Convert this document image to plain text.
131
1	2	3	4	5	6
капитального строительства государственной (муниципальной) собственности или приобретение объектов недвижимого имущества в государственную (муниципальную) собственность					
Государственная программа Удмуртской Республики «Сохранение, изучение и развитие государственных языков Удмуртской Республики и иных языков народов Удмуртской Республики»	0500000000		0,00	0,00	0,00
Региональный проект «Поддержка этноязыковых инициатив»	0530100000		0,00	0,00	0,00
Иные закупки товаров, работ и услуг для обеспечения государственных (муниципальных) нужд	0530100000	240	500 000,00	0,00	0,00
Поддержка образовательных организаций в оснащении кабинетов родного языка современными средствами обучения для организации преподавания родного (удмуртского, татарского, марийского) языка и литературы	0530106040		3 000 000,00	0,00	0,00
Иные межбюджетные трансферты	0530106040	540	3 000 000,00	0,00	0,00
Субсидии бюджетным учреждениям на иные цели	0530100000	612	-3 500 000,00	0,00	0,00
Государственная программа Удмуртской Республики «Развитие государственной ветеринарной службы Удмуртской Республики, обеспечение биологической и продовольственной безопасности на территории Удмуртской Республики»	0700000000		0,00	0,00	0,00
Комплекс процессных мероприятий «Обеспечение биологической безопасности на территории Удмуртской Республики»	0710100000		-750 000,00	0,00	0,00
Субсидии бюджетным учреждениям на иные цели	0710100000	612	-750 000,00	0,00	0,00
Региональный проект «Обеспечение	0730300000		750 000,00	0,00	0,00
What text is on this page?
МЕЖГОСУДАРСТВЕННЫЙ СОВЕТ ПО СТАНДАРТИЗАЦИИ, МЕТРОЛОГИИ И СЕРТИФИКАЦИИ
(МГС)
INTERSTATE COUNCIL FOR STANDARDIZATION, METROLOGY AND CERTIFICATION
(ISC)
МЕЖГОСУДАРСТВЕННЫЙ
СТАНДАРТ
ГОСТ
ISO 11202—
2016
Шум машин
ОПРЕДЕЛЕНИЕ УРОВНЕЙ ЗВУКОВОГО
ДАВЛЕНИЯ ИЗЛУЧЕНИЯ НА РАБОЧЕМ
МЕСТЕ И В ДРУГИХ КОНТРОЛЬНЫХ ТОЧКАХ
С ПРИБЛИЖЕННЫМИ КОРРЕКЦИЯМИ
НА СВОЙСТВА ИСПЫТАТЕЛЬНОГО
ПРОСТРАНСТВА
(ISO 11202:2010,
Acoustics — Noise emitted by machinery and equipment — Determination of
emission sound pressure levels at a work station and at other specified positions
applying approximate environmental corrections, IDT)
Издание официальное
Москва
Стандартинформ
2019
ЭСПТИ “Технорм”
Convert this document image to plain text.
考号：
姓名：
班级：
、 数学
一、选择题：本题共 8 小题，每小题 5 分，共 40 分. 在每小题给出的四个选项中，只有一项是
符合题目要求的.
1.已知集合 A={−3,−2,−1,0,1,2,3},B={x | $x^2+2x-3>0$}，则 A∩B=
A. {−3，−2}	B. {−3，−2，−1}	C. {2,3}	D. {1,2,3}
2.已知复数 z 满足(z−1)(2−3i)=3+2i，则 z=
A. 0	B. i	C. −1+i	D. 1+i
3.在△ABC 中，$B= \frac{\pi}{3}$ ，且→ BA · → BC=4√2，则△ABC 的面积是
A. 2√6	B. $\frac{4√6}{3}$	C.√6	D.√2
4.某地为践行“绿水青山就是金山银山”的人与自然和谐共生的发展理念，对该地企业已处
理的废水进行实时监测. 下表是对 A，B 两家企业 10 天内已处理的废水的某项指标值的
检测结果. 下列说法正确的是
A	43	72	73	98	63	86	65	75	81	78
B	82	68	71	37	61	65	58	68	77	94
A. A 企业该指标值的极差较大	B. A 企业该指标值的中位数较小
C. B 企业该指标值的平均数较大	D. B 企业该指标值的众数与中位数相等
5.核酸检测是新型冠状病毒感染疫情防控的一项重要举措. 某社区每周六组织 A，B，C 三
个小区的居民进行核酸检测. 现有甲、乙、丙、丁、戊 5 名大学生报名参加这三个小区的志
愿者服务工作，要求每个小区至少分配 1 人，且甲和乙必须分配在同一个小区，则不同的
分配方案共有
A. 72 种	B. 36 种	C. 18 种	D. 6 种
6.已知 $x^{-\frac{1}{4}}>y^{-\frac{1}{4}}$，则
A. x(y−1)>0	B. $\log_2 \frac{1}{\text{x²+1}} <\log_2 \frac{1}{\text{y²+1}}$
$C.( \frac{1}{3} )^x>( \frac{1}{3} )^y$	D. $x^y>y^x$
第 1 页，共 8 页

Instruction:
Take the entries and copy them out exactly.

Reply to the exercise:
Convert this document image to plain text.
131
1	2	3	4	5	6
капитального строительства государственной (муниципальной) собственности или приобретение объектов недвижимого имущества в государственную (муниципальную) собственность					
Государственная программа Удмуртской Республики «Сохранение, изучение и развитие государственных языков Удмуртской Республики и иных языков народов Удмуртской Республики»	0500000000		0,00	0,00	0,00
Региональный проект «Поддержка этноязыковых инициатив»	0530100000		0,00	0,00	0,00
Иные закупки товаров, работ и услуг для обеспечения государственных (муниципальных) нужд	0530100000	240	500 000,00	0,00	0,00
Поддержка образовательных организаций в оснащении кабинетов родного языка современными средствами обучения для организации преподавания родного (удмуртского, татарского, марийского) языка и литературы	0530106040		3 000 000,00	0,00	0,00
Иные межбюджетные трансферты	0530106040	540	3 000 000,00	0,00	0,00
Субсидии бюджетным учреждениям на иные цели	0530100000	612	-3 500 000,00	0,00	0,00
Государственная программа Удмуртской Республики «Развитие государственной ветеринарной службы Удмуртской Республики, обеспечение биологической и продовольственной безопасности на территории Удмуртской Республики»	0700000000		0,00	0,00	0,00
Комплекс процессных мероприятий «Обеспечение биологической безопасности на территории Удмуртской Республики»	0710100000		-750 000,00	0,00	0,00
Субсидии бюджетным учреждениям на иные цели	0710100000	612	-750 000,00	0,00	0,00
Региональный проект «Обеспечение	0730300000		750 000,00	0,00	0,00
What text is on this page?
МЕЖГОСУДАРСТВЕННЫЙ СОВЕТ ПО СТАНДАРТИЗАЦИИ, МЕТРОЛОГИИ И СЕРТИФИКАЦИИ
(МГС)
INTERSTATE COUNCIL FOR STANDARDIZATION, METROLOGY AND CERTIFICATION
(ISC)
МЕЖГОСУДАРСТВЕННЫЙ
СТАНДАРТ
ГОСТ
ISO 11202—
2016
Шум машин
ОПРЕДЕЛЕНИЕ УРОВНЕЙ ЗВУКОВОГО
ДАВЛЕНИЯ ИЗЛУЧЕНИЯ НА РАБОЧЕМ
МЕСТЕ И В ДРУГИХ КОНТРОЛЬНЫХ ТОЧКАХ
С ПРИБЛИЖЕННЫМИ КОРРЕКЦИЯМИ
НА СВОЙСТВА ИСПЫТАТЕЛЬНОГО
ПРОСТРАНСТВА
(ISO 11202:2010,
Acoustics — Noise emitted by machinery and equipment — Determination of
emission sound pressure levels at a work station and at other specified positions
applying approximate environmental corrections, IDT)
Издание официальное
Москва
Стандартинформ
2019
ЭСПТИ “Технорм”
Convert this document image to plain text.
考号：
姓名：
班级：
、 数学
一、选择题：本题共 8 小题，每小题 5 分，共 40 分. 在每小题给出的四个选项中，只有一项是
符合题目要求的.
1.已知集合 A={−3,−2,−1,0,1,2,3},B={x | $x^2+2x-3>0$}，则 A∩B=
A. {−3，−2}	B. {−3，−2，−1}	C. {2,3}	D. {1,2,3}
2.已知复数 z 满足(z−1)(2−3i)=3+2i，则 z=
A. 0	B. i	C. −1+i	D. 1+i
3.在△ABC 中，$B= \frac{\pi}{3}$ ，且→ BA · → BC=4√2，则△ABC 的面积是
A. 2√6	B. $\frac{4√6}{3}$	C.√6	D.√2
4.某地为践行“绿水青山就是金山银山”的人与自然和谐共生的发展理念，对该地企业已处
理的废水进行实时监测. 下表是对 A，B 两家企业 10 天内已处理的废水的某项指标值的
检测结果. 下列说法正确的是
A	43	72	73	98	63	86	65	75	81	78
B	82	68	71	37	61	65	58	68	77	94
A. A 企业该指标值的极差较大	B. A 企业该指标值的中位数较小
C. B 企业该指标值的平均数较大	D. B 企业该指标值的众数与中位数相等
5.核酸检测是新型冠状病毒感染疫情防控的一项重要举措. 某社区每周六组织 A，B，C 三
个小区的居民进行核酸检测. 现有甲、乙、丙、丁、戊 5 名大学生报名参加这三个小区的志
愿者服务工作，要求每个小区至少分配 1 人，且甲和乙必须分配在同一个小区，则不同的
分配方案共有
A. 72 种	B. 36 种	C. 18 种	D. 6 种
6.已知 $x^{-\frac{1}{4}}>y^{-\frac{1}{4}}$，则
A. x(y−1)>0	B. $\log_2 \frac{1}{\text{x²+1}} <\log_2 \frac{1}{\text{y²+1}}$
$C.( \frac{1}{3} )^x>( \frac{1}{3} )^y$	D. $x^y>y^x$
第 1 页，共 8 页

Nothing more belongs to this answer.